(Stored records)
- - - - -

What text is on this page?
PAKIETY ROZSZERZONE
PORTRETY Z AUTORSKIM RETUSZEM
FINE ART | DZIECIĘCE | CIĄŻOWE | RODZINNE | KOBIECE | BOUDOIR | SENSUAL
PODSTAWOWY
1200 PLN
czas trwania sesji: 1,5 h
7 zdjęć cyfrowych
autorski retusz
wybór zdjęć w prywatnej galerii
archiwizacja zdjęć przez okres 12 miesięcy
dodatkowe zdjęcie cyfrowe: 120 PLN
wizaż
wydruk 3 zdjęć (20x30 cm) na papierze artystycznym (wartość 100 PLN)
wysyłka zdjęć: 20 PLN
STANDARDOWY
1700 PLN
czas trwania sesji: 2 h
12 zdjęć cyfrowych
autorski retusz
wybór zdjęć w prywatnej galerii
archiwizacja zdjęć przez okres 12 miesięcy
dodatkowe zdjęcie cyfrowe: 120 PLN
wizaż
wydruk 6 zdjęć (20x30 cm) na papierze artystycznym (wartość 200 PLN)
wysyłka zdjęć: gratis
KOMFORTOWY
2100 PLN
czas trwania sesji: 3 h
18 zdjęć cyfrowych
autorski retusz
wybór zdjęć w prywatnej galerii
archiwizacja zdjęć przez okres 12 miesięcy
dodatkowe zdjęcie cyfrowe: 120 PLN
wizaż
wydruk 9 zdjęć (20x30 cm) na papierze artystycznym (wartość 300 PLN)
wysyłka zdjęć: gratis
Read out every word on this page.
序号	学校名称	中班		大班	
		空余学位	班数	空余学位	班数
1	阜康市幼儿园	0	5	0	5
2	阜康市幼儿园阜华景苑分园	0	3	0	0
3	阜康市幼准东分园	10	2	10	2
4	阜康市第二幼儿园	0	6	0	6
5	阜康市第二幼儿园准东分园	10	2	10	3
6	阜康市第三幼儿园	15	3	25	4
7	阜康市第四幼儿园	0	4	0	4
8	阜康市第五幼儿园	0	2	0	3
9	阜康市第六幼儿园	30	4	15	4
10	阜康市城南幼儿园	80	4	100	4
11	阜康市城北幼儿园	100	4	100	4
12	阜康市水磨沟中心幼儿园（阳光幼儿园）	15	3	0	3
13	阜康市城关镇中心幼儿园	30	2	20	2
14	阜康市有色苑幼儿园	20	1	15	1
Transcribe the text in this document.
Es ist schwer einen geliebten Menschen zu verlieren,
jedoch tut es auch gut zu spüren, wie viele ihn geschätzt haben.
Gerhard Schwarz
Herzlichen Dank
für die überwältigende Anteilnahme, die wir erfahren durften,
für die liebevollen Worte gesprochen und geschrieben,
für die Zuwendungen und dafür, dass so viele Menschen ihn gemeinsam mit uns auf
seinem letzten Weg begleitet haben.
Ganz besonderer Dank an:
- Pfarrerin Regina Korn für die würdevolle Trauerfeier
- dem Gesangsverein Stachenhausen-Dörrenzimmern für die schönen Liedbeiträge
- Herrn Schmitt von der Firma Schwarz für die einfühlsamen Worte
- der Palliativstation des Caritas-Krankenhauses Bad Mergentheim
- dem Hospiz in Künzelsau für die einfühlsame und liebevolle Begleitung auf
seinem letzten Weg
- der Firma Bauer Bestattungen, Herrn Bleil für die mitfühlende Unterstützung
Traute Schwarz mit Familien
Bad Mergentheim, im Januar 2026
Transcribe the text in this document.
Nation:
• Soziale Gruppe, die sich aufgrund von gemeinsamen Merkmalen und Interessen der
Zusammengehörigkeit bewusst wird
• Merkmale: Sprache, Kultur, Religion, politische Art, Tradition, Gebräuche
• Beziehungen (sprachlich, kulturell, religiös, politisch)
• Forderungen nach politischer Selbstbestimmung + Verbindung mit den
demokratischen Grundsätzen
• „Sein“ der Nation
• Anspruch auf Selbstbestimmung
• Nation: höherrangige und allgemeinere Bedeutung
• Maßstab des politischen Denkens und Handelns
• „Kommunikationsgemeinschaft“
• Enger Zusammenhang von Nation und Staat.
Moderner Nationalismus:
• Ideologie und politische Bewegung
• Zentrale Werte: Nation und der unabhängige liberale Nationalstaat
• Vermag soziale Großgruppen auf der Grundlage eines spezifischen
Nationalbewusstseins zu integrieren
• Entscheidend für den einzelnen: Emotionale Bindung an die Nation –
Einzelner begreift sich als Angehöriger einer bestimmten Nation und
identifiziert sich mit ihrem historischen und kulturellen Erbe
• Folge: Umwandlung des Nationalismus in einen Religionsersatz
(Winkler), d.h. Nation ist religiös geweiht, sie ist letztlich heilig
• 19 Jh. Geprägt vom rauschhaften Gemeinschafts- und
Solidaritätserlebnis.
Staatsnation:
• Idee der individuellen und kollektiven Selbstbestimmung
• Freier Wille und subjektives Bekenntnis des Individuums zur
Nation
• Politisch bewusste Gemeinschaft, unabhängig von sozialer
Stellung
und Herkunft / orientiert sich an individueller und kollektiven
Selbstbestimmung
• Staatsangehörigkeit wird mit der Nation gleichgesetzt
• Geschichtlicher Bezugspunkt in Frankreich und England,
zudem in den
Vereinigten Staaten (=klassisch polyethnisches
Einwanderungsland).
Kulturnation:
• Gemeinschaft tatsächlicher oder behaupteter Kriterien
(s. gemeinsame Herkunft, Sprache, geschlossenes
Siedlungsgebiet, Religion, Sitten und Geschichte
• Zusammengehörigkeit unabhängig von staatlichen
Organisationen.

- - - - -

REQUIREMENT: Give back all the records exactly as they stand.

SOLUTION TO THIS TASK:
What text is on this page?
PAKIETY ROZSZERZONE
PORTRETY Z AUTORSKIM RETUSZEM
FINE ART | DZIECIĘCE | CIĄŻOWE | RODZINNE | KOBIECE | BOUDOIR | SENSUAL
PODSTAWOWY
1200 PLN
czas trwania sesji: 1,5 h
7 zdjęć cyfrowych
autorski retusz
wybór zdjęć w prywatnej galerii
archiwizacja zdjęć przez okres 12 miesięcy
dodatkowe zdjęcie cyfrowe: 120 PLN
wizaż
wydruk 3 zdjęć (20x30 cm) na papierze artystycznym (wartość 100 PLN)
wysyłka zdjęć: 20 PLN
STANDARDOWY
1700 PLN
czas trwania sesji: 2 h
12 zdjęć cyfrowych
autorski retusz
wybór zdjęć w prywatnej galerii
archiwizacja zdjęć przez okres 12 miesięcy
dodatkowe zdjęcie cyfrowe: 120 PLN
wizaż
wydruk 6 zdjęć (20x30 cm) na papierze artystycznym (wartość 200 PLN)
wysyłka zdjęć: gratis
KOMFORTOWY
2100 PLN
czas trwania sesji: 3 h
18 zdjęć cyfrowych
autorski retusz
wybór zdjęć w prywatnej galerii
archiwizacja zdjęć przez okres 12 miesięcy
dodatkowe zdjęcie cyfrowe: 120 PLN
wizaż
wydruk 9 zdjęć (20x30 cm) na papierze artystycznym (wartość 300 PLN)
wysyłka zdjęć: gratis
Read out every word on this page.
序号	学校名称	中班		大班	
		空余学位	班数	空余学位	班数
1	阜康市幼儿园	0	5	0	5
2	阜康市幼儿园阜华景苑分园	0	3	0	0
3	阜康市幼准东分园	10	2	10	2
4	阜康市第二幼儿园	0	6	0	6
5	阜康市第二幼儿园准东分园	10	2	10	3
6	阜康市第三幼儿园	15	3	25	4
7	阜康市第四幼儿园	0	4	0	4
8	阜康市第五幼儿园	0	2	0	3
9	阜康市第六幼儿园	30	4	15	4
10	阜康市城南幼儿园	80	4	100	4
11	阜康市城北幼儿园	100	4	100	4
12	阜康市水磨沟中心幼儿园（阳光幼儿园）	15	3	0	3
13	阜康市城关镇中心幼儿园	30	2	20	2
14	阜康市有色苑幼儿园	20	1	15	1
Transcribe the text in this document.
Es ist schwer einen geliebten Menschen zu verlieren,
jedoch tut es auch gut zu spüren, wie viele ihn geschätzt haben.
Gerhard Schwarz
Herzlichen Dank
für die überwältigende Anteilnahme, die wir erfahren durften,
für die liebevollen Worte gesprochen und geschrieben,
für die Zuwendungen und dafür, dass so viele Menschen ihn gemeinsam mit uns auf
seinem letzten Weg begleitet haben.
Ganz besonderer Dank an:
- Pfarrerin Regina Korn für die würdevolle Trauerfeier
- dem Gesangsverein Stachenhausen-Dörrenzimmern für die schönen Liedbeiträge
- Herrn Schmitt von der Firma Schwarz für die einfühlsamen Worte
- der Palliativstation des Caritas-Krankenhauses Bad Mergentheim
- dem Hospiz in Künzelsau für die einfühlsame und liebevolle Begleitung auf
seinem letzten Weg
- der Firma Bauer Bestattungen, Herrn Bleil für die mitfühlende Unterstützung
Traute Schwarz mit Familien
Bad Mergentheim, im Januar 2026
Transcribe the text in this document.
Nation:
• Soziale Gruppe, die sich aufgrund von gemeinsamen Merkmalen und Interessen der
Zusammengehörigkeit bewusst wird
• Merkmale: Sprache, Kultur, Religion, politische Art, Tradition, Gebräuche
• Beziehungen (sprachlich, kulturell, religiös, politisch)
• Forderungen nach politischer Selbstbestimmung + Verbindung mit den
demokratischen Grundsätzen
• „Sein“ der Nation
• Anspruch auf Selbstbestimmung
• Nation: höherrangige und allgemeinere Bedeutung
• Maßstab des politischen Denkens und Handelns
• „Kommunikationsgemeinschaft“
• Enger Zusammenhang von Nation und Staat.
Moderner Nationalismus:
• Ideologie und politische Bewegung
• Zentrale Werte: Nation und der unabhängige liberale Nationalstaat
• Vermag soziale Großgruppen auf der Grundlage eines spezifischen
Nationalbewusstseins zu integrieren
• Entscheidend für den einzelnen: Emotionale Bindung an die Nation –
Einzelner begreift sich als Angehöriger einer bestimmten Nation und
identifiziert sich mit ihrem historischen und kulturellen Erbe
• Folge: Umwandlung des Nationalismus in einen Religionsersatz
(Winkler), d.h. Nation ist religiös geweiht, sie ist letztlich heilig
• 19 Jh. Geprägt vom rauschhaften Gemeinschafts- und
Solidaritätserlebnis.
Staatsnation:
• Idee der individuellen und kollektiven Selbstbestimmung
• Freier Wille und subjektives Bekenntnis des Individuums zur
Nation
• Politisch bewusste Gemeinschaft, unabhängig von sozialer
Stellung
und Herkunft / orientiert sich an individueller und kollektiven
Selbstbestimmung
• Staatsangehörigkeit wird mit der Nation gleichgesetzt
• Geschichtlicher Bezugspunkt in Frankreich und England,
zudem in den
Vereinigten Staaten (=klassisch polyethnisches
Einwanderungsland).
Kulturnation:
• Gemeinschaft tatsächlicher oder behaupteter Kriterien
(s. gemeinsame Herkunft, Sprache, geschlossenes
Siedlungsgebiet, Religion, Sitten und Geschichte
• Zusammengehörigkeit unabhängig von staatlichen
Organisationen.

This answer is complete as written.